**Problem statement:**
Copy the lines starting with the one containing "Localize all elements." and continuing through the one containing "- jersey-number: 17: [700, 566, 767, 633]", omitting the pictures.

**Raw data:**
----------
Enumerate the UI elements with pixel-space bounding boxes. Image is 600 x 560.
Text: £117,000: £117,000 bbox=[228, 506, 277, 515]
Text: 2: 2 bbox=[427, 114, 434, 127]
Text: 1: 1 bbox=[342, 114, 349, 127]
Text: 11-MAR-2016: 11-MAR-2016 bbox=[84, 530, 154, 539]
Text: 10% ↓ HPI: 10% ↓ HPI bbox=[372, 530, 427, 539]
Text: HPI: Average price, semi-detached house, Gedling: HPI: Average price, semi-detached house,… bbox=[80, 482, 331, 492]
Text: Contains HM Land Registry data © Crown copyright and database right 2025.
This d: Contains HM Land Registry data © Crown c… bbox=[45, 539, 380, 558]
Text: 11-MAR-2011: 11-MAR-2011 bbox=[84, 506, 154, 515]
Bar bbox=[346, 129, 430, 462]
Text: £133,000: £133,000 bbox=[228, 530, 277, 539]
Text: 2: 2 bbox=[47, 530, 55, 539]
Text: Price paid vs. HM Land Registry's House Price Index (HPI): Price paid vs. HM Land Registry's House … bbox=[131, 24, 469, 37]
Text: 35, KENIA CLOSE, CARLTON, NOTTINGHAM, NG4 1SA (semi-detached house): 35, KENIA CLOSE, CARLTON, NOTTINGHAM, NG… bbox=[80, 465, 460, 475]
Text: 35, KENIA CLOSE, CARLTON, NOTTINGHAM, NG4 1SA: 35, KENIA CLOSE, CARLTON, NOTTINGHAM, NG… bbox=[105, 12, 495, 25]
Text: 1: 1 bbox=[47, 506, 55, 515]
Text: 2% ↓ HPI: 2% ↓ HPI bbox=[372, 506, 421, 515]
----------
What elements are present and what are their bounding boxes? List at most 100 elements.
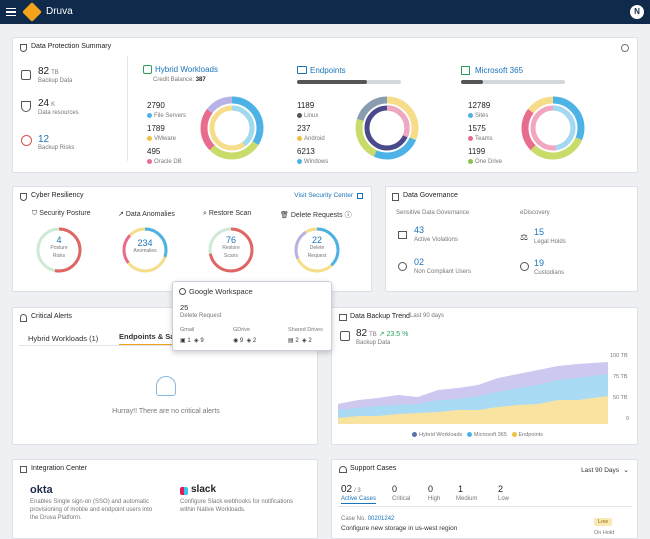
----------
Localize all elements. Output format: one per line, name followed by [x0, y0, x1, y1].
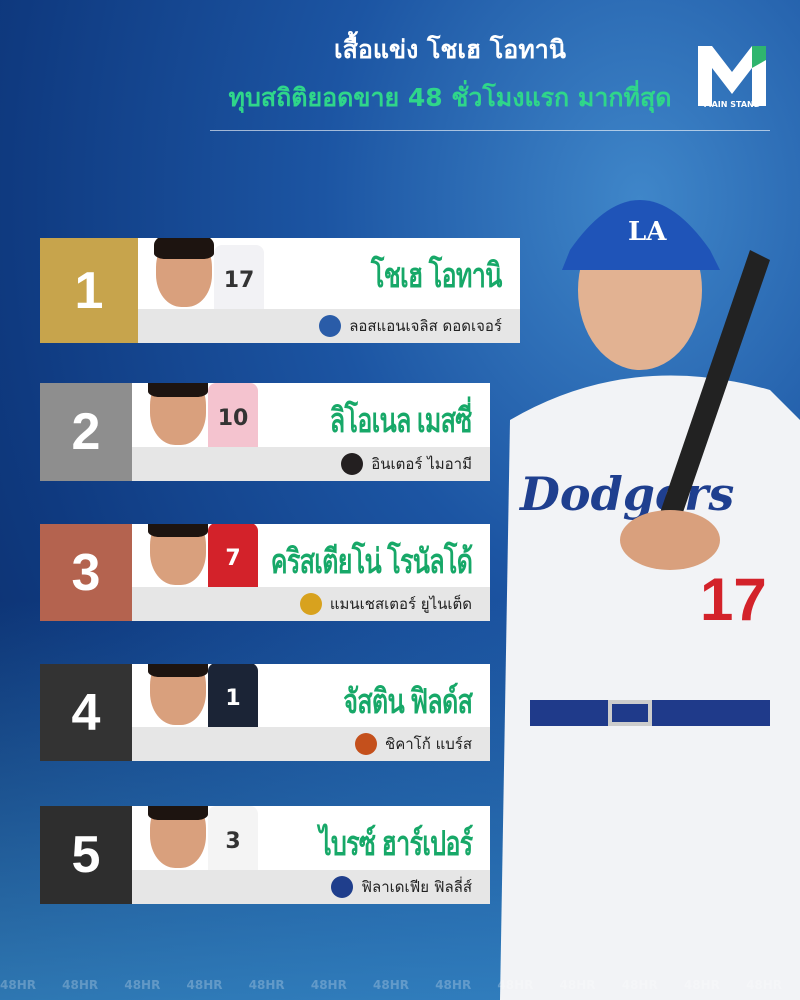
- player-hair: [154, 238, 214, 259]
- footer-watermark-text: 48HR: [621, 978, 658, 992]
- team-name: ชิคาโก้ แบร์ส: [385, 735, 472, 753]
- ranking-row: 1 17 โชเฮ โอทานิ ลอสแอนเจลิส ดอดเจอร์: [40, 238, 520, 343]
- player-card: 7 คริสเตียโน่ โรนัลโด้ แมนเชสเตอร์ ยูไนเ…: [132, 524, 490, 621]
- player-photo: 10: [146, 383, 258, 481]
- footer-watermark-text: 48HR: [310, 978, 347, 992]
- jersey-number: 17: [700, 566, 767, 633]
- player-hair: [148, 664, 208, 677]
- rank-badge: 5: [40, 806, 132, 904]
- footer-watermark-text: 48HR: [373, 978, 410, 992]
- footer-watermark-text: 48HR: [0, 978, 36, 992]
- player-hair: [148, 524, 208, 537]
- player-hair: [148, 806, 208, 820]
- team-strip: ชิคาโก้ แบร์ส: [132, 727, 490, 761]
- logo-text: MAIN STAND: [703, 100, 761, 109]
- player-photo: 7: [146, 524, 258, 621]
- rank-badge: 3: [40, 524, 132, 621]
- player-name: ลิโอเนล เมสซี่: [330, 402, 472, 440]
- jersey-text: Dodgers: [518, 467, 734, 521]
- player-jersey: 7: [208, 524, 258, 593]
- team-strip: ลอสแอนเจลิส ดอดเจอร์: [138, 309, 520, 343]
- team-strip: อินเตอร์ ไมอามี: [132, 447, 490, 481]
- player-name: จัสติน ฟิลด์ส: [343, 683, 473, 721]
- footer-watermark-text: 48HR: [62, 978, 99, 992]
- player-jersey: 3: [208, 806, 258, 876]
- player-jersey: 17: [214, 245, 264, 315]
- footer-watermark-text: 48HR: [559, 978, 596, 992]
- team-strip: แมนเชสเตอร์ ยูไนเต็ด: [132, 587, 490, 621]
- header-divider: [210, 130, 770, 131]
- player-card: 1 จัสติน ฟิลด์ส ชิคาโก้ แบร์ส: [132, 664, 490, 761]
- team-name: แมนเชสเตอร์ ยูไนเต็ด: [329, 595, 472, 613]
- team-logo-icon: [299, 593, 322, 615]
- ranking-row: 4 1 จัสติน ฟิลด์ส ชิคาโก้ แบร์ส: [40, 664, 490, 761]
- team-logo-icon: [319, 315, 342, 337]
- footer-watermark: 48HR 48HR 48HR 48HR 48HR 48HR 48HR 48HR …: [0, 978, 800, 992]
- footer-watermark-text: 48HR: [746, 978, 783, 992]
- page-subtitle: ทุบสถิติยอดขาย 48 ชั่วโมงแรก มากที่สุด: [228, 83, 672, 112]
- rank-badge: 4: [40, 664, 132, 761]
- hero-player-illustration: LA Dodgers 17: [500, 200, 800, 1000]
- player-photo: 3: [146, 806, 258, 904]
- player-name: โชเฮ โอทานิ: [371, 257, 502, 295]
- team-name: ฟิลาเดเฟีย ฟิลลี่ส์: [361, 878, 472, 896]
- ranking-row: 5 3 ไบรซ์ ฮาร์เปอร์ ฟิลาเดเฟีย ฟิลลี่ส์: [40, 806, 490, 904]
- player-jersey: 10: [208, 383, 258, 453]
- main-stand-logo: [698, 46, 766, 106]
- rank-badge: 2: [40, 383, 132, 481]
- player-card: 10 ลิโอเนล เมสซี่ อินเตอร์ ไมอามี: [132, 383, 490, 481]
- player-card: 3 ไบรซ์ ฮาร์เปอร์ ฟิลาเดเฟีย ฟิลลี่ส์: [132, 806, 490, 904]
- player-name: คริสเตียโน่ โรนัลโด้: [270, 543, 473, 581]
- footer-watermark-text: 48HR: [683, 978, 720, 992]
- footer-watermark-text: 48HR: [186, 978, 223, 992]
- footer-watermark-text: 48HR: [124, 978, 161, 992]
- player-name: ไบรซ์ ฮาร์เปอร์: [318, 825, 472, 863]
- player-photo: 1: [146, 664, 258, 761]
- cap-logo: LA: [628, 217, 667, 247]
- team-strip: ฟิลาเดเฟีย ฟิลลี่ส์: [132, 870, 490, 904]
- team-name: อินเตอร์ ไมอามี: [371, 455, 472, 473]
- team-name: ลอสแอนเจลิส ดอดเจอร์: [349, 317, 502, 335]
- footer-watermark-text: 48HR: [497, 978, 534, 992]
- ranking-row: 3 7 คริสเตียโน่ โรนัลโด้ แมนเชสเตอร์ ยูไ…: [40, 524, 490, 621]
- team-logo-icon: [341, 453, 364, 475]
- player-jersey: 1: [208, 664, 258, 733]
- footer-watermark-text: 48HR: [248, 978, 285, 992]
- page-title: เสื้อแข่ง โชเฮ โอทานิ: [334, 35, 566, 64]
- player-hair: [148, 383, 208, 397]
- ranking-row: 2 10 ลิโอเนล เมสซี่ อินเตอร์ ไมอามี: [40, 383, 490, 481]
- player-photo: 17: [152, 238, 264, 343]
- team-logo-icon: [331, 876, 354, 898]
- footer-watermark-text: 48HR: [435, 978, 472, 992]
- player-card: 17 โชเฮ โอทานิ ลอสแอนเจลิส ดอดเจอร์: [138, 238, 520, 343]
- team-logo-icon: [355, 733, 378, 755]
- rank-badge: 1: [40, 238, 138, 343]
----------
**Exercise solution:**
Localize all elements. Output format: one per line, name followed by [x0, y0, x1, y1].
- player-hair: [154, 238, 214, 259]
- footer-watermark-text: 48HR: [621, 978, 658, 992]
- team-name: ชิคาโก้ แบร์ส: [385, 735, 472, 753]
- ranking-row: 1 17 โชเฮ โอทานิ ลอสแอนเจลิส ดอดเจอร์: [40, 238, 520, 343]
- player-card: 7 คริสเตียโน่ โรนัลโด้ แมนเชสเตอร์ ยูไนเ…: [132, 524, 490, 621]
- player-photo: 10: [146, 383, 258, 481]
- footer-watermark-text: 48HR: [310, 978, 347, 992]
- jersey-number: 17: [700, 566, 767, 633]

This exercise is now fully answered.